Pictures do not belong in your copy. Repeat all the other data exactly.

[Saved entries]
::::::

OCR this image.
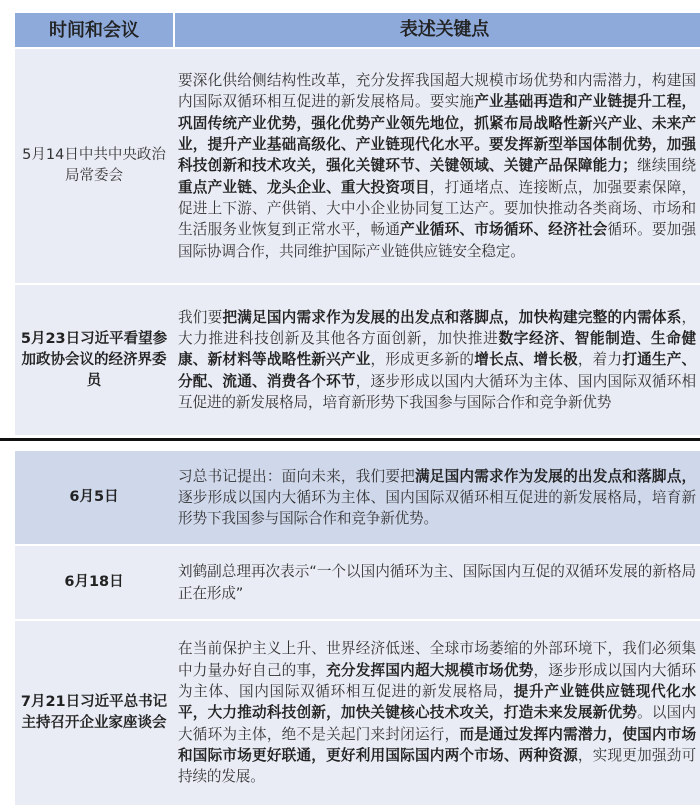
时间和会议	表述关键点
5月14日中共中央政治局常委会

要深化供给侧结构性改革，充分发挥我国超大规模市场优势和内需潜力，构建国内国际双循环相互促进的新发展格局。要实施产业基础再造和产业链提升工程，巩固传统产业优势，强化优势产业领先地位，抓紧布局战略性新兴产业、未来产业，提升产业基础高级化、产业链现代化水平。要发挥新型举国体制优势，加强科技创新和技术攻关，强化关键环节、关键领域、关键产品保障能力；继续围绕重点产业链、龙头企业、重大投资项目，打通堵点、连接断点，加强要素保障，促进上下游、产供销、大中小企业协同复工达产。要加快推动各类商场、市场和生活服务业恢复到正常水平，畅通产业循环、市场循环、经济社会循环。要加强国际协调合作，共同维护国际产业链供应链安全稳定。

5月23日习近平看望参加政协会议的经济界委员

我们要把满足国内需求作为发展的出发点和落脚点，加快构建完整的内需体系，大力推进科技创新及其他各方面创新，加快推进数字经济、智能制造、生命健康、新材料等战略性新兴产业，形成更多新的增长点、增长极，着力打通生产、分配、流通、消费各个环节，逐步形成以国内大循环为主体、国内国际双循环相互促进的新发展格局，培育新形势下我国参与国际合作和竞争新优势

6月5日

习总书记提出：面向未来，我们要把满足国内需求作为发展的出发点和落脚点，逐步形成以国内大循环为主体、国内国际双循环相互促进的新发展格局，培育新形势下我国参与国际合作和竞争新优势。

6月18日

刘鹤副总理再次表示“一个以国内循环为主、国际国内互促的双循环发展的新格局正在形成”

7月21日习近平总书记主持召开企业家座谈会

在当前保护主义上升、世界经济低迷、全球市场萎缩的外部环境下，我们必须集中力量办好自己的事，充分发挥国内超大规模市场优势，逐步形成以国内大循环为主体、国内国际双循环相互促进的新发展格局，提升产业链供应链现代化水平，大力推动科技创新，加快关键核心技术攻关，打造未来发展新优势。以国内大循环为主体，绝不是关起门来封闭运行，而是通过发挥内需潜力，使国内市场和国际市场更好联通，更好利用国际国内两个市场、两种资源，实现更加强劲可持续的发展。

::::::

### Answer to the exercise
OCR this image.
时间和会议	表述关键点
5月14日中共中央政治局常委会

要深化供给侧结构性改革，充分发挥我国超大规模市场优势和内需潜力，构建国内国际双循环相互促进的新发展格局。要实施产业基础再造和产业链提升工程，巩固传统产业优势，强化优势产业领先地位，抓紧布局战略性新兴产业、未来产业，提升产业基础高级化、产业链现代化水平。要发挥新型举国体制优势，加强科技创新和技术攻关，强化关键环节、关键领域、关键产品保障能力；继续围绕重点产业链、龙头企业、重大投资项目，打通堵点、连接断点，加强要素保障，促进上下游、产供销、大中小企业协同复工达产。要加快推动各类商场、市场和生活服务业恢复到正常水平，畅通产业循环、市场循环、经济社会循环。要加强国际协调合作，共同维护国际产业链供应链安全稳定。

5月23日习近平看望参加政协会议的经济界委员

我们要把满足国内需求作为发展的出发点和落脚点，加快构建完整的内需体系，大力推进科技创新及其他各方面创新，加快推进数字经济、智能制造、生命健康、新材料等战略性新兴产业，形成更多新的增长点、增长极，着力打通生产、分配、流通、消费各个环节，逐步形成以国内大循环为主体、国内国际双循环相互促进的新发展格局，培育新形势下我国参与国际合作和竞争新优势

6月5日

习总书记提出：面向未来，我们要把满足国内需求作为发展的出发点和落脚点，逐步形成以国内大循环为主体、国内国际双循环相互促进的新发展格局，培育新形势下我国参与国际合作和竞争新优势。

6月18日

刘鹤副总理再次表示“一个以国内循环为主、国际国内互促的双循环发展的新格局正在形成”

7月21日习近平总书记主持召开企业家座谈会

在当前保护主义上升、世界经济低迷、全球市场萎缩的外部环境下，我们必须集中力量办好自己的事，充分发挥国内超大规模市场优势，逐步形成以国内大循环为主体、国内国际双循环相互促进的新发展格局，提升产业链供应链现代化水平，大力推动科技创新，加快关键核心技术攻关，打造未来发展新优势。以国内大循环为主体，绝不是关起门来封闭运行，而是通过发挥内需潜力，使国内市场和国际市场更好联通，更好利用国际国内两个市场、两种资源，实现更加强劲可持续的发展。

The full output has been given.